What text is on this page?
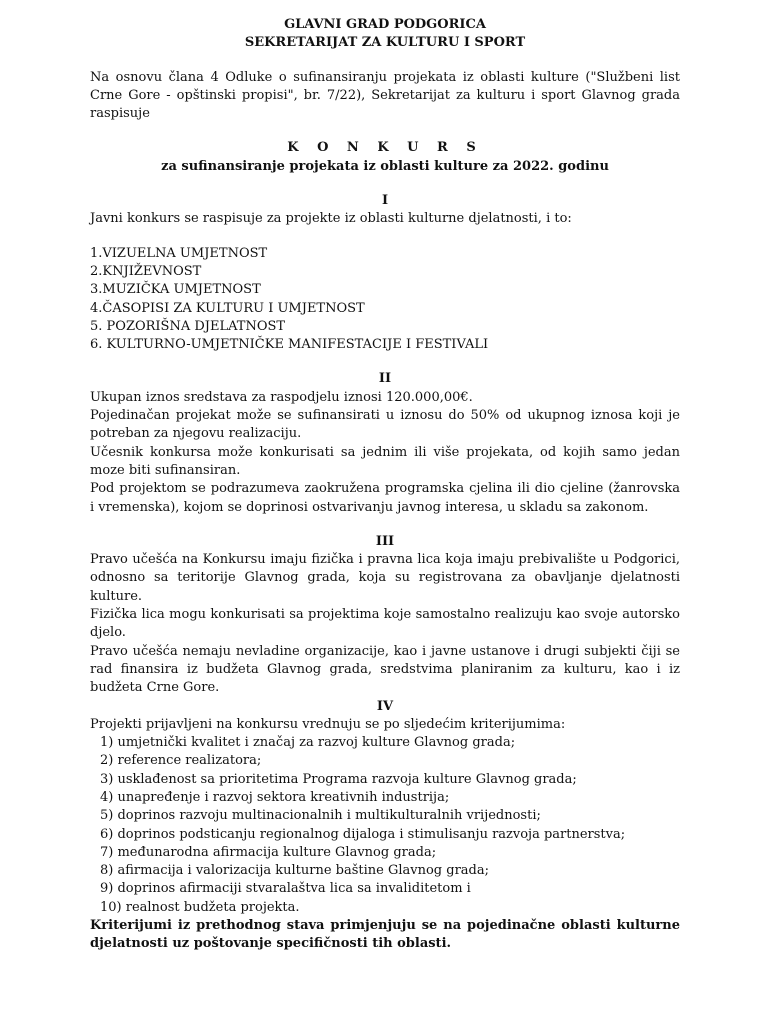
GLAVNI GRAD PODGORICA

SEKRETARIJAT ZA KULTURU I SPORT

Na osnovu člana 4 Odluke o sufinansiranju projekata iz oblasti kulture ("Službeni list Crne Gore - opštinski propisi", br. 7/22), Sekretarijat za kulturu i sport Glavnog grada raspisuje

K O N K U R S

za sufinansiranje projekata iz oblasti kulture za 2022. godinu

I

Javni konkurs se raspisuje za projekte iz oblasti kulturne djelatnosti, i to:

1.VIZUELNA UMJETNOST
2.KNJIŽEVNOST
3.MUZIČKA UMJETNOST
4.ČASOPISI ZA KULTURU I UMJETNOST
5. POZORIŠNA DJELATNOST
6. KULTURNO-UMJETNIČKE MANIFESTACIJE I FESTIVALI

II

Ukupan iznos sredstava za raspodjelu iznosi 120.000,00€.

Pojedinačan projekat može se sufinansirati u iznosu do 50% od ukupnog iznosa koji je potreban za njegovu realizaciju.

Učesnik konkursa može konkurisati sa jednim ili više projekata, od kojih samo jedan moze biti sufinansiran.

Pod projektom se podrazumeva zaokružena programska cjelina ili dio cjeline (žanrovska i vremenska), kojom se doprinosi ostvarivanju javnog interesa, u skladu sa zakonom.

III

Pravo učešća na Konkursu imaju fizička i pravna lica koja imaju prebivalište u Podgorici, odnosno sa teritorije Glavnog grada, koja su registrovana za obavljanje djelatnosti kulture.

Fizička lica mogu konkurisati sa projektima koje samostalno realizuju kao svoje autorsko djelo.

Pravo učešća nemaju nevladine organizacije, kao i javne ustanove i drugi subjekti čiji se rad finansira iz budžeta Glavnog grada, sredstvima planiranim za kulturu, kao i iz budžeta Crne Gore.

IV

Projekti prijavljeni na konkursu vrednuju se po sljedećim kriterijumima:

1) umjetnički kvalitet i značaj za razvoj kulture Glavnog grada;
2) reference realizatora;
3) usklađenost sa prioritetima Programa razvoja kulture Glavnog grada;
4) unapređenje i razvoj sektora kreativnih industrija;
5) doprinos razvoju multinacionalnih i multikulturalnih vrijednosti;
6) doprinos podsticanju regionalnog dijaloga i stimulisanju razvoja partnerstva;
7) međunarodna afirmacija kulture Glavnog grada;
8) afirmacija i valorizacija kulturne baštine Glavnog grada;
9) doprinos afirmaciji stvaralaštva lica sa invaliditetom i
10) realnost budžeta projekta.

Kriterijumi iz prethodnog stava primjenjuju se na pojedinačne oblasti kulturne djelatnosti uz poštovanje specifičnosti tih oblasti.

━━━

■ **TASK DESCRIPTION**
Using the listing above, gather each line that holds the string "konkurisati" and copy it.

■ **WRITTEN ANSWER**
Učesnik konkursa može konkurisati sa jednim ili više projekata, od kojih samo jedan moze biti sufinansiran.
Fizička lica mogu konkurisati sa projektima koje samostalno realizuju kao svoje autorsko djelo.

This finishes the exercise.